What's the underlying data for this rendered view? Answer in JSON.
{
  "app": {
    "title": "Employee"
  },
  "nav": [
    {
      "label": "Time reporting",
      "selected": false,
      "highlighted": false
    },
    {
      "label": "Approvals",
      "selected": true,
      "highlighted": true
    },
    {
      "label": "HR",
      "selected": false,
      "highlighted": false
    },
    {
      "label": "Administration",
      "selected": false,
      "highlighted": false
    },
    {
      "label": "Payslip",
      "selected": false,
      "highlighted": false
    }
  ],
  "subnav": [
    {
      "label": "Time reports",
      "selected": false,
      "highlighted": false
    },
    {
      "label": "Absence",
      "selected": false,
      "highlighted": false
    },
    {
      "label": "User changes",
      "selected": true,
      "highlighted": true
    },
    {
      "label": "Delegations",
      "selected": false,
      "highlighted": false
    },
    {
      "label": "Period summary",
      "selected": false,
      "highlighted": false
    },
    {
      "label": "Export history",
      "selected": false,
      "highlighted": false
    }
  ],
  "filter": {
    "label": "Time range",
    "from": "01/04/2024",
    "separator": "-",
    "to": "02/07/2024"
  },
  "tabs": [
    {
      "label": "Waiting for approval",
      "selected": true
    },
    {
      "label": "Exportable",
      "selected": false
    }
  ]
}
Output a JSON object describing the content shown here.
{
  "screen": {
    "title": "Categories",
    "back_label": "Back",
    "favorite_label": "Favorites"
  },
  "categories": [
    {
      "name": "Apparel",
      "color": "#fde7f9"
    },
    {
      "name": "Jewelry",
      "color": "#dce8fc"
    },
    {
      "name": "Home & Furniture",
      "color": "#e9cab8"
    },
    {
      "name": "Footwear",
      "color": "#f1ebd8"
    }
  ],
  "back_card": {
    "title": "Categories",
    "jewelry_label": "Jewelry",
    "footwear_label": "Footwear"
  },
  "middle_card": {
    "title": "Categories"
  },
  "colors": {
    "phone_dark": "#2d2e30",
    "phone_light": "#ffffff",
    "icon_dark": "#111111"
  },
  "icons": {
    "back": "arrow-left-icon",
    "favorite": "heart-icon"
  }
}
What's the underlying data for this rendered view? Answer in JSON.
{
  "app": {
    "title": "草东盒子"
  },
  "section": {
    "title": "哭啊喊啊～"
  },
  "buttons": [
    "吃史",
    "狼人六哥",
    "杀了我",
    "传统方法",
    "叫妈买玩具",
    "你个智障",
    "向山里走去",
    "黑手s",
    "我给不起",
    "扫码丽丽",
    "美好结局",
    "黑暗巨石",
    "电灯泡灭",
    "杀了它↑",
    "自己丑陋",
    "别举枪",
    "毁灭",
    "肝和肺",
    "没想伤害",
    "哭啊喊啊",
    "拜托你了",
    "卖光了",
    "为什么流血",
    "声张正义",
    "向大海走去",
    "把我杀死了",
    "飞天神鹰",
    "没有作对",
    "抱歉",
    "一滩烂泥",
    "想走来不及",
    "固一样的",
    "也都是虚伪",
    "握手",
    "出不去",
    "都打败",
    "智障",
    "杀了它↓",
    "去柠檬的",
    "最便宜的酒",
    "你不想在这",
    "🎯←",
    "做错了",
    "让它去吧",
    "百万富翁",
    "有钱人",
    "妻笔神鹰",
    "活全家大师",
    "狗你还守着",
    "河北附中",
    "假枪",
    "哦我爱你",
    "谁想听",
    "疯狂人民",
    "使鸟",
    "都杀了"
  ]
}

*Goal*:
Retype the material above, line by line, exactly.

*Result of this exercise*:
What's the underlying data for this rendered view? Answer in JSON.
{
  "app": {
    "title": "Employee"
  },
  "nav": [
    {
      "label": "Time reporting",
      "selected": false,
      "highlighted": false
    },
    {
      "label": "Approvals",
      "selected": true,
      "highlighted": true
    },
    {
      "label": "HR",
      "selected": false,
      "highlighted": false
    },
    {
      "label": "Administration",
      "selected": false,
      "highlighted": false
    },
    {
      "label": "Payslip",
      "selected": false,
      "highlighted": false
    }
  ],
  "subnav": [
    {
      "label": "Time reports",
      "selected": false,
      "highlighted": false
    },
    {
      "label": "Absence",
      "selected": false,
      "highlighted": false
    },
    {
      "label": "User changes",
      "selected": true,
      "highlighted": true
    },
    {
      "label": "Delegations",
      "selected": false,
      "highlighted": false
    },
    {
      "label": "Period summary",
      "selected": false,
      "highlighted": false
    },
    {
      "label": "Export history",
      "selected": false,
      "highlighted": false
    }
  ],
  "filter": {
    "label": "Time range",
    "from": "01/04/2024",
    "separator": "-",
    "to": "02/07/2024"
  },
  "tabs": [
    {
      "label": "Waiting for approval",
      "selected": true
    },
    {
      "label": "Exportable",
      "selected": false
    }
  ]
}
Output a JSON object describing the content shown here.
{
  "screen": {
    "title": "Categories",
    "back_label": "Back",
    "favorite_label": "Favorites"
  },
  "categories": [
    {
      "name": "Apparel",
      "color": "#fde7f9"
    },
    {
      "name": "Jewelry",
      "color": "#dce8fc"
    },
    {
      "name": "Home & Furniture",
      "color": "#e9cab8"
    },
    {
      "name": "Footwear",
      "color": "#f1ebd8"
    }
  ],
  "back_card": {
    "title": "Categories",
    "jewelry_label": "Jewelry",
    "footwear_label": "Footwear"
  },
  "middle_card": {
    "title": "Categories"
  },
  "colors": {
    "phone_dark": "#2d2e30",
    "phone_light": "#ffffff",
    "icon_dark": "#111111"
  },
  "icons": {
    "back": "arrow-left-icon",
    "favorite": "heart-icon"
  }
}
What's the underlying data for this rendered view? Answer in JSON.
{
  "app": {
    "title": "草东盒子"
  },
  "section": {
    "title": "哭啊喊啊～"
  },
  "buttons": [
    "吃史",
    "狼人六哥",
    "杀了我",
    "传统方法",
    "叫妈买玩具",
    "你个智障",
    "向山里走去",
    "黑手s",
    "我给不起",
    "扫码丽丽",
    "美好结局",
    "黑暗巨石",
    "电灯泡灭",
    "杀了它↑",
    "自己丑陋",
    "别举枪",
    "毁灭",
    "肝和肺",
    "没想伤害",
    "哭啊喊啊",
    "拜托你了",
    "卖光了",
    "为什么流血",
    "声张正义",
    "向大海走去",
    "把我杀死了",
    "飞天神鹰",
    "没有作对",
    "抱歉",
    "一滩烂泥",
    "想走来不及",
    "固一样的",
    "也都是虚伪",
    "握手",
    "出不去",
    "都打败",
    "智障",
    "杀了它↓",
    "去柠檬的",
    "最便宜的酒",
    "你不想在这",
    "🎯←",
    "做错了",
    "让它去吧",
    "百万富翁",
    "有钱人",
    "妻笔神鹰",
    "活全家大师",
    "狗你还守着",
    "河北附中",
    "假枪",
    "哦我爱你",
    "谁想听",
    "疯狂人民",
    "使鸟",
    "都杀了"
  ]
}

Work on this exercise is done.